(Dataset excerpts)
....................

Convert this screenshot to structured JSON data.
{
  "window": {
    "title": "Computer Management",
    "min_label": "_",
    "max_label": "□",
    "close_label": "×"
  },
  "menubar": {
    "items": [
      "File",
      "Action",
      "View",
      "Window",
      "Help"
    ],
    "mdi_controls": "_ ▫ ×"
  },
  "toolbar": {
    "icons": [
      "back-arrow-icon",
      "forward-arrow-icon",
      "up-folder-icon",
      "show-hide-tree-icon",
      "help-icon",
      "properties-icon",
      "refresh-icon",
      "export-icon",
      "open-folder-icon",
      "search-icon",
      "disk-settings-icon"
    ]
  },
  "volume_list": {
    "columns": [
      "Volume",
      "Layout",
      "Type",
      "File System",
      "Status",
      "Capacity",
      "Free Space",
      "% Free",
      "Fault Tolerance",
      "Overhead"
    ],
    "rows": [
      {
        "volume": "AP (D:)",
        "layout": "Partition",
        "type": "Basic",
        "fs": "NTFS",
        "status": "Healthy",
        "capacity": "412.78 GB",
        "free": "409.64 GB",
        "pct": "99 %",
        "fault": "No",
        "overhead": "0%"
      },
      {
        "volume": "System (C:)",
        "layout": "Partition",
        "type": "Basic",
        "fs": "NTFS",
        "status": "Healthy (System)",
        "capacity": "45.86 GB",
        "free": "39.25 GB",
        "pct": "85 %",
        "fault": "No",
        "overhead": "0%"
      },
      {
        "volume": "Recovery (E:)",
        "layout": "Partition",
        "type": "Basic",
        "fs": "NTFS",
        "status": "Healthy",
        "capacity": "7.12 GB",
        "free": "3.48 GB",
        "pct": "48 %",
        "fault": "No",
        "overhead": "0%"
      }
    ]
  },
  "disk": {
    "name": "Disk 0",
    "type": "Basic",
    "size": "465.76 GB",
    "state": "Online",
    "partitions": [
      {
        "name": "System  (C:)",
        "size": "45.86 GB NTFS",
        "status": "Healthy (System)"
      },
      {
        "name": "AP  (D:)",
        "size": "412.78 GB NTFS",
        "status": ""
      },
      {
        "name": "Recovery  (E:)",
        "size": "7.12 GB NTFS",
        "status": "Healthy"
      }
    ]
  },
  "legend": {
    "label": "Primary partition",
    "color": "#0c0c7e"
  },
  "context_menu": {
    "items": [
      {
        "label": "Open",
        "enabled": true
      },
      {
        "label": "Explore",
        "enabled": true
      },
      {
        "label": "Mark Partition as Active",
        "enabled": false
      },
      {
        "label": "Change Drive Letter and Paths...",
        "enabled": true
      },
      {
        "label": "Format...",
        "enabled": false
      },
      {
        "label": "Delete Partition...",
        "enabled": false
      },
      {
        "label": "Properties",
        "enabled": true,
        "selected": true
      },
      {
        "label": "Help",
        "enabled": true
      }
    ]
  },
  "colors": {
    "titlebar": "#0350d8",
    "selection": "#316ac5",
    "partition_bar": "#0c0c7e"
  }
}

....................

Copy all data exactly, start to finish.

Convert this screenshot to structured JSON data.
{
  "window": {
    "title": "Computer Management",
    "min_label": "_",
    "max_label": "□",
    "close_label": "×"
  },
  "menubar": {
    "items": [
      "File",
      "Action",
      "View",
      "Window",
      "Help"
    ],
    "mdi_controls": "_ ▫ ×"
  },
  "toolbar": {
    "icons": [
      "back-arrow-icon",
      "forward-arrow-icon",
      "up-folder-icon",
      "show-hide-tree-icon",
      "help-icon",
      "properties-icon",
      "refresh-icon",
      "export-icon",
      "open-folder-icon",
      "search-icon",
      "disk-settings-icon"
    ]
  },
  "volume_list": {
    "columns": [
      "Volume",
      "Layout",
      "Type",
      "File System",
      "Status",
      "Capacity",
      "Free Space",
      "% Free",
      "Fault Tolerance",
      "Overhead"
    ],
    "rows": [
      {
        "volume": "AP (D:)",
        "layout": "Partition",
        "type": "Basic",
        "fs": "NTFS",
        "status": "Healthy",
        "capacity": "412.78 GB",
        "free": "409.64 GB",
        "pct": "99 %",
        "fault": "No",
        "overhead": "0%"
      },
      {
        "volume": "System (C:)",
        "layout": "Partition",
        "type": "Basic",
        "fs": "NTFS",
        "status": "Healthy (System)",
        "capacity": "45.86 GB",
        "free": "39.25 GB",
        "pct": "85 %",
        "fault": "No",
        "overhead": "0%"
      },
      {
        "volume": "Recovery (E:)",
        "layout": "Partition",
        "type": "Basic",
        "fs": "NTFS",
        "status": "Healthy",
        "capacity": "7.12 GB",
        "free": "3.48 GB",
        "pct": "48 %",
        "fault": "No",
        "overhead": "0%"
      }
    ]
  },
  "disk": {
    "name": "Disk 0",
    "type": "Basic",
    "size": "465.76 GB",
    "state": "Online",
    "partitions": [
      {
        "name": "System  (C:)",
        "size": "45.86 GB NTFS",
        "status": "Healthy (System)"
      },
      {
        "name": "AP  (D:)",
        "size": "412.78 GB NTFS",
        "status": ""
      },
      {
        "name": "Recovery  (E:)",
        "size": "7.12 GB NTFS",
        "status": "Healthy"
      }
    ]
  },
  "legend": {
    "label": "Primary partition",
    "color": "#0c0c7e"
  },
  "context_menu": {
    "items": [
      {
        "label": "Open",
        "enabled": true
      },
      {
        "label": "Explore",
        "enabled": true
      },
      {
        "label": "Mark Partition as Active",
        "enabled": false
      },
      {
        "label": "Change Drive Letter and Paths...",
        "enabled": true
      },
      {
        "label": "Format...",
        "enabled": false
      },
      {
        "label": "Delete Partition...",
        "enabled": false
      },
      {
        "label": "Properties",
        "enabled": true,
        "selected": true
      },
      {
        "label": "Help",
        "enabled": true
      }
    ]
  },
  "colors": {
    "titlebar": "#0350d8",
    "selection": "#316ac5",
    "partition_bar": "#0c0c7e"
  }
}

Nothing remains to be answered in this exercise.